▶ _THE EXERCISE_
Could you print every record below exactly as it appears?

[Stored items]
┌──

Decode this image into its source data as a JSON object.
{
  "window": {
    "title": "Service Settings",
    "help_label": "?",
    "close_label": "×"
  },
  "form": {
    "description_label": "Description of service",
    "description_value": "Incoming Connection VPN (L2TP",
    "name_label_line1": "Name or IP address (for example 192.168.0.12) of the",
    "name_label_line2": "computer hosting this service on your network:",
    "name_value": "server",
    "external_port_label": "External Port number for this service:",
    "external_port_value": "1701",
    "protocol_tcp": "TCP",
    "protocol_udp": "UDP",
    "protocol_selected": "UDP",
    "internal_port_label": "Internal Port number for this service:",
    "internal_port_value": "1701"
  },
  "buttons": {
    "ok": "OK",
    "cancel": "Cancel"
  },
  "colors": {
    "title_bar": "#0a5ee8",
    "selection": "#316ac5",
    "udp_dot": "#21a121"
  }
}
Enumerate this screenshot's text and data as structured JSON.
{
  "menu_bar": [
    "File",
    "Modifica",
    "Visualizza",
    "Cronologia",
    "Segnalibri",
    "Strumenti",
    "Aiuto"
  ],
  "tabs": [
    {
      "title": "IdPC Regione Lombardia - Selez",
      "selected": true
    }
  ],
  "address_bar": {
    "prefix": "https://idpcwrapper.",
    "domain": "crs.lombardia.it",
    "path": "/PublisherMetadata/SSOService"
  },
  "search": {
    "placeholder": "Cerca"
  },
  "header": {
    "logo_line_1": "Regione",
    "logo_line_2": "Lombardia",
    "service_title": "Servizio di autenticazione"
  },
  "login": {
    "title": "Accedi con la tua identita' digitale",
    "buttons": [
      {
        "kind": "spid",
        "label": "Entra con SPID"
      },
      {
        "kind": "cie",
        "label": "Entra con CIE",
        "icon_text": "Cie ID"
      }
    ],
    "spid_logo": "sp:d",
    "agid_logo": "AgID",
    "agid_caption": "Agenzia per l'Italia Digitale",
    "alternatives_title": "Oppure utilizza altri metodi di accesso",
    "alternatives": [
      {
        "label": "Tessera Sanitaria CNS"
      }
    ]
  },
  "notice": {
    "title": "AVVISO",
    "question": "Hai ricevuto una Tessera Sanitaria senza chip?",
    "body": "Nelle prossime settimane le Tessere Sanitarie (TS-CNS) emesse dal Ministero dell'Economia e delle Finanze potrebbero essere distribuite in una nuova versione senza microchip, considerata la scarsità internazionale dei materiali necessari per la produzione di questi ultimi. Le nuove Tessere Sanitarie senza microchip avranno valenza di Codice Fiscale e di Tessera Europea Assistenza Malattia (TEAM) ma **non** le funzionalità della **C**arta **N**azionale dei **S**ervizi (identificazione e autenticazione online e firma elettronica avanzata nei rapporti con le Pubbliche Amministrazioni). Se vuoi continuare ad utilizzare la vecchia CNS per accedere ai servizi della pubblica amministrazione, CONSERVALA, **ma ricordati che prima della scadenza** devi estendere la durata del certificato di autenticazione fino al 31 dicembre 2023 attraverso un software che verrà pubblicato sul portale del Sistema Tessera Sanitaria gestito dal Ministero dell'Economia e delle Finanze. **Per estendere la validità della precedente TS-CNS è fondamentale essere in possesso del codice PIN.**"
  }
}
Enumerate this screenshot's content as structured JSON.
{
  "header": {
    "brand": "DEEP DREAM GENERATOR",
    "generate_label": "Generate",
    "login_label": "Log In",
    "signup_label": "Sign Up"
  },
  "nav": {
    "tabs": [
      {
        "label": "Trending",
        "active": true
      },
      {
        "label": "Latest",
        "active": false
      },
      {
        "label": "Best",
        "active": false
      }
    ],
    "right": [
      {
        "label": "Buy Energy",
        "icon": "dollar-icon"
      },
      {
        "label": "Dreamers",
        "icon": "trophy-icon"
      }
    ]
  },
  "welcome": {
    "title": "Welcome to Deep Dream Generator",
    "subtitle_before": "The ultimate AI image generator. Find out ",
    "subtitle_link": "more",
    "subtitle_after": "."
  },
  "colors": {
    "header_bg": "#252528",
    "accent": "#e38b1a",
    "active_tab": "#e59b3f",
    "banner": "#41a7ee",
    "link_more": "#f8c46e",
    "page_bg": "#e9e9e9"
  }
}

└──

▶ _RESPONSE TO THIS EXERCISE_
Decode this image into its source data as a JSON object.
{
  "window": {
    "title": "Service Settings",
    "help_label": "?",
    "close_label": "×"
  },
  "form": {
    "description_label": "Description of service",
    "description_value": "Incoming Connection VPN (L2TP",
    "name_label_line1": "Name or IP address (for example 192.168.0.12) of the",
    "name_label_line2": "computer hosting this service on your network:",
    "name_value": "server",
    "external_port_label": "External Port number for this service:",
    "external_port_value": "1701",
    "protocol_tcp": "TCP",
    "protocol_udp": "UDP",
    "protocol_selected": "UDP",
    "internal_port_label": "Internal Port number for this service:",
    "internal_port_value": "1701"
  },
  "buttons": {
    "ok": "OK",
    "cancel": "Cancel"
  },
  "colors": {
    "title_bar": "#0a5ee8",
    "selection": "#316ac5",
    "udp_dot": "#21a121"
  }
}
Enumerate this screenshot's text and data as structured JSON.
{
  "menu_bar": [
    "File",
    "Modifica",
    "Visualizza",
    "Cronologia",
    "Segnalibri",
    "Strumenti",
    "Aiuto"
  ],
  "tabs": [
    {
      "title": "IdPC Regione Lombardia - Selez",
      "selected": true
    }
  ],
  "address_bar": {
    "prefix": "https://idpcwrapper.",
    "domain": "crs.lombardia.it",
    "path": "/PublisherMetadata/SSOService"
  },
  "search": {
    "placeholder": "Cerca"
  },
  "header": {
    "logo_line_1": "Regione",
    "logo_line_2": "Lombardia",
    "service_title": "Servizio di autenticazione"
  },
  "login": {
    "title": "Accedi con la tua identita' digitale",
    "buttons": [
      {
        "kind": "spid",
        "label": "Entra con SPID"
      },
      {
        "kind": "cie",
        "label": "Entra con CIE",
        "icon_text": "Cie ID"
      }
    ],
    "spid_logo": "sp:d",
    "agid_logo": "AgID",
    "agid_caption": "Agenzia per l'Italia Digitale",
    "alternatives_title": "Oppure utilizza altri metodi di accesso",
    "alternatives": [
      {
        "label": "Tessera Sanitaria CNS"
      }
    ]
  },
  "notice": {
    "title": "AVVISO",
    "question": "Hai ricevuto una Tessera Sanitaria senza chip?",
    "body": "Nelle prossime settimane le Tessere Sanitarie (TS-CNS) emesse dal Ministero dell'Economia e delle Finanze potrebbero essere distribuite in una nuova versione senza microchip, considerata la scarsità internazionale dei materiali necessari per la produzione di questi ultimi. Le nuove Tessere Sanitarie senza microchip avranno valenza di Codice Fiscale e di Tessera Europea Assistenza Malattia (TEAM) ma **non** le funzionalità della **C**arta **N**azionale dei **S**ervizi (identificazione e autenticazione online e firma elettronica avanzata nei rapporti con le Pubbliche Amministrazioni). Se vuoi continuare ad utilizzare la vecchia CNS per accedere ai servizi della pubblica amministrazione, CONSERVALA, **ma ricordati che prima della scadenza** devi estendere la durata del certificato di autenticazione fino al 31 dicembre 2023 attraverso un software che verrà pubblicato sul portale del Sistema Tessera Sanitaria gestito dal Ministero dell'Economia e delle Finanze. **Per estendere la validità della precedente TS-CNS è fondamentale essere in possesso del codice PIN.**"
  }
}
Enumerate this screenshot's content as structured JSON.
{
  "header": {
    "brand": "DEEP DREAM GENERATOR",
    "generate_label": "Generate",
    "login_label": "Log In",
    "signup_label": "Sign Up"
  },
  "nav": {
    "tabs": [
      {
        "label": "Trending",
        "active": true
      },
      {
        "label": "Latest",
        "active": false
      },
      {
        "label": "Best",
        "active": false
      }
    ],
    "right": [
      {
        "label": "Buy Energy",
        "icon": "dollar-icon"
      },
      {
        "label": "Dreamers",
        "icon": "trophy-icon"
      }
    ]
  },
  "welcome": {
    "title": "Welcome to Deep Dream Generator",
    "subtitle_before": "The ultimate AI image generator. Find out ",
    "subtitle_link": "more",
    "subtitle_after": "."
  },
  "colors": {
    "header_bg": "#252528",
    "accent": "#e38b1a",
    "active_tab": "#e59b3f",
    "banner": "#41a7ee",
    "link_more": "#f8c46e",
    "page_bg": "#e9e9e9"
  }
}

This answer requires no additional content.